[Problem]: Each line containing the word "hoogglans" must be reported.
===
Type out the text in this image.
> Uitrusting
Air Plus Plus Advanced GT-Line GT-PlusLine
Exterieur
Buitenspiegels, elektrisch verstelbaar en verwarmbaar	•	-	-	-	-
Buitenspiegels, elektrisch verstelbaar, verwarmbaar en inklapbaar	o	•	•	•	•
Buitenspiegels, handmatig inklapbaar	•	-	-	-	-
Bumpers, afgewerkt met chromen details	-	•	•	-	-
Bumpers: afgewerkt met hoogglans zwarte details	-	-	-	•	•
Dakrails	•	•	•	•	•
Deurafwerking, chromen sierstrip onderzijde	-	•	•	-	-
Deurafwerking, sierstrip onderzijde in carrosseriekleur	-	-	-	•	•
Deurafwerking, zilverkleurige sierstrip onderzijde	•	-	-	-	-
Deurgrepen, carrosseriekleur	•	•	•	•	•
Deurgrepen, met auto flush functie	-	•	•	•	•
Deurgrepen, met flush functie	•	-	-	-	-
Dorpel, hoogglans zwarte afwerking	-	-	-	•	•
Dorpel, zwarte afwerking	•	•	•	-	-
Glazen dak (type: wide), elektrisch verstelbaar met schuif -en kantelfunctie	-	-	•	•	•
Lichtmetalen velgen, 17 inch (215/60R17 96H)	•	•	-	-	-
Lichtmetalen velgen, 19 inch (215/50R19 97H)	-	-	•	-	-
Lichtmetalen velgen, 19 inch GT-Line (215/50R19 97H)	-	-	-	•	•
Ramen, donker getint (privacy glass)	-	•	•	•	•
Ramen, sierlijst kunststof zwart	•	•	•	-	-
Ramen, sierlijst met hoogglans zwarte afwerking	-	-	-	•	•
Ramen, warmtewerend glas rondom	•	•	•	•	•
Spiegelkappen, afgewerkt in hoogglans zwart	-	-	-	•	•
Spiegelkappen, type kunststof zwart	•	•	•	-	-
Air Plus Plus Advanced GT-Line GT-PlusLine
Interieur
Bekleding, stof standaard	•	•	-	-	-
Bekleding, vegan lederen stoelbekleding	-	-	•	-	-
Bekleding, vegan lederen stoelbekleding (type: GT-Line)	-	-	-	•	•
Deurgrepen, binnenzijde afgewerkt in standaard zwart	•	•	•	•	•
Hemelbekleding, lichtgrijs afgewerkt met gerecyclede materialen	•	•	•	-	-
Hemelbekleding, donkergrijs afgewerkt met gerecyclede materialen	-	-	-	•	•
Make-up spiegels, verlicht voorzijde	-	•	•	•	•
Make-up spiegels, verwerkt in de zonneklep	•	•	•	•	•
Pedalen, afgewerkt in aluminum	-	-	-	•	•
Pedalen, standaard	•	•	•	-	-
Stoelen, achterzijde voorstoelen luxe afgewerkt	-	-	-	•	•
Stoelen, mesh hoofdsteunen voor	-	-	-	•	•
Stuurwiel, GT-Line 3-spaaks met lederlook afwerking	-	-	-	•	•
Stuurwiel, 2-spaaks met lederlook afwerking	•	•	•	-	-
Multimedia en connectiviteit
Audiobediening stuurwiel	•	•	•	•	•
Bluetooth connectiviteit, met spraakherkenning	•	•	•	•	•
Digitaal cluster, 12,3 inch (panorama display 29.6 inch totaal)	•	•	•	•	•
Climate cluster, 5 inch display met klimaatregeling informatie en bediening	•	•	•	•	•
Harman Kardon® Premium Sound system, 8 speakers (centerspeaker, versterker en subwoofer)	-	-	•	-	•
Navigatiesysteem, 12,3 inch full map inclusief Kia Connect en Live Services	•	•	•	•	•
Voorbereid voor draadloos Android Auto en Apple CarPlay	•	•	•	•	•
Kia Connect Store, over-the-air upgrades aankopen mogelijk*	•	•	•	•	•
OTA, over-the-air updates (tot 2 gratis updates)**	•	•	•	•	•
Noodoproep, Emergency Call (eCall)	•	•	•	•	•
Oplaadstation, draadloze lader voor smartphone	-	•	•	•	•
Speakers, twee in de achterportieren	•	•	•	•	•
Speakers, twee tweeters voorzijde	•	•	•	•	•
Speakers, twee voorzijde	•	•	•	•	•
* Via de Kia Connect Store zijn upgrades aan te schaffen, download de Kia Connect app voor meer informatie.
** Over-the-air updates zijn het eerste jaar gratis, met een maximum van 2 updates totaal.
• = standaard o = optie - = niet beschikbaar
===
[Exercise answer]:
Bumpers: afgewerkt met hoogglans zwarte details	-	-	-	•	•
Dorpel, hoogglans zwarte afwerking	-	-	-	•	•
Ramen, sierlijst met hoogglans zwarte afwerking	-	-	-	•	•
Spiegelkappen, afgewerkt in hoogglans zwart	-	-	-	•	•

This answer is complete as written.